→ **TASK INSTRUCTIONS**
Read the data and repeat all of it exactly.

→ **INPUT MATERIAL**
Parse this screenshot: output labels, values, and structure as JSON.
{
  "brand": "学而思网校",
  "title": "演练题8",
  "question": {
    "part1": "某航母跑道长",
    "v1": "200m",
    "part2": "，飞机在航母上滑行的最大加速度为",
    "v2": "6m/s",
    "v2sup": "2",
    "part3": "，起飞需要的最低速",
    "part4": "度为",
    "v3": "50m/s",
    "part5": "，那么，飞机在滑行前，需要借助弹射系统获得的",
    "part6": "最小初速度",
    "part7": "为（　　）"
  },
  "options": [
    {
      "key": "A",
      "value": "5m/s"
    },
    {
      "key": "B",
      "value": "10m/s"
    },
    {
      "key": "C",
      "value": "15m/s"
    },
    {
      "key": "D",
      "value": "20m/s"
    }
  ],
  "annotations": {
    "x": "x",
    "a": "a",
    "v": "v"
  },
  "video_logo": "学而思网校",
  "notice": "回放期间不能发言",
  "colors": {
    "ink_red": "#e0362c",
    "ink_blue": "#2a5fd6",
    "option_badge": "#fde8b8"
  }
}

→ **COMPLETED TASK**
Parse this screenshot: output labels, values, and structure as JSON.
{
  "brand": "学而思网校",
  "title": "演练题8",
  "question": {
    "part1": "某航母跑道长",
    "v1": "200m",
    "part2": "，飞机在航母上滑行的最大加速度为",
    "v2": "6m/s",
    "v2sup": "2",
    "part3": "，起飞需要的最低速",
    "part4": "度为",
    "v3": "50m/s",
    "part5": "，那么，飞机在滑行前，需要借助弹射系统获得的",
    "part6": "最小初速度",
    "part7": "为（　　）"
  },
  "options": [
    {
      "key": "A",
      "value": "5m/s"
    },
    {
      "key": "B",
      "value": "10m/s"
    },
    {
      "key": "C",
      "value": "15m/s"
    },
    {
      "key": "D",
      "value": "20m/s"
    }
  ],
  "annotations": {
    "x": "x",
    "a": "a",
    "v": "v"
  },
  "video_logo": "学而思网校",
  "notice": "回放期间不能发言",
  "colors": {
    "ink_red": "#e0362c",
    "ink_blue": "#2a5fd6",
    "option_badge": "#fde8b8"
  }
}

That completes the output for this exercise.